** Start **

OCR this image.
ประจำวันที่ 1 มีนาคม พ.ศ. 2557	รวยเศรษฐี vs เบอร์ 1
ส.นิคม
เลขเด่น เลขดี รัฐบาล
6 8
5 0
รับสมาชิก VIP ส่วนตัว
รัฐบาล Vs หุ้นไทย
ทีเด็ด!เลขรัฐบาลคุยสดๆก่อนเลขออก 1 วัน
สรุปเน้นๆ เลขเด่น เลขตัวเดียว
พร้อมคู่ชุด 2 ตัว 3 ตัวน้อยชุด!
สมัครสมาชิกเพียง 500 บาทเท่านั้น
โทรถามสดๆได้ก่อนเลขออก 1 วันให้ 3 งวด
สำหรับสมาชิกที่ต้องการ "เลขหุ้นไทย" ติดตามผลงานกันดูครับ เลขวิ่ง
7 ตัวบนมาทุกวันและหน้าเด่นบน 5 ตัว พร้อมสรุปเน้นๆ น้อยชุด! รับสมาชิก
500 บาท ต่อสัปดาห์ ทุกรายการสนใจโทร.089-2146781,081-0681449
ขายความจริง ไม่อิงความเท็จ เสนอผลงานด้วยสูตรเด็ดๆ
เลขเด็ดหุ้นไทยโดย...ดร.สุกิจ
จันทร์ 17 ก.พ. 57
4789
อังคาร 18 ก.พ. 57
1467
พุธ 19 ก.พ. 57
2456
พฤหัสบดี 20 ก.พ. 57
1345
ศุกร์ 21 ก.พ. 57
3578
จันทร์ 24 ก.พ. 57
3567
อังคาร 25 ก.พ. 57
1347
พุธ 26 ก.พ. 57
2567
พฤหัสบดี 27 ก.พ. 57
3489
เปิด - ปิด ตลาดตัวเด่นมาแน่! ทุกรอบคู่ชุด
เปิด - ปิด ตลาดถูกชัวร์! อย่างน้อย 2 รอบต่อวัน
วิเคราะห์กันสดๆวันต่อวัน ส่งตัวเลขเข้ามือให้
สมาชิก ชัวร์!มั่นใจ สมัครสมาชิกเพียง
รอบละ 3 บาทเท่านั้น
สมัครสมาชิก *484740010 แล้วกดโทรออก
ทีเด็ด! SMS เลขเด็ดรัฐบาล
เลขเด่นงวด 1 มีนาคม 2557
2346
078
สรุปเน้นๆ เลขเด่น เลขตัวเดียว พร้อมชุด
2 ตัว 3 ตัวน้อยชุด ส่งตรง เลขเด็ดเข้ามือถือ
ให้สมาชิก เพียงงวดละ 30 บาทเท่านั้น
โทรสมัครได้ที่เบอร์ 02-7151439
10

** End **

Do this: Select the lines in this material that hold the word "เลขเด", leaving none out.

Expected output:
เลขเด่น เลขดี รัฐบาล
สรุปเน้นๆ เลขเด่น เลขตัวเดียว
เลขเด็ดหุ้นไทยโดย...ดร.สุกิจ
ทีเด็ด! SMS เลขเด็ดรัฐบาล
เลขเด่นงวด 1 มีนาคม 2557
สรุปเน้นๆ เลขเด่น เลขตัวเดียว พร้อมชุด
2 ตัว 3 ตัวน้อยชุด ส่งตรง เลขเด็ดเข้ามือถือ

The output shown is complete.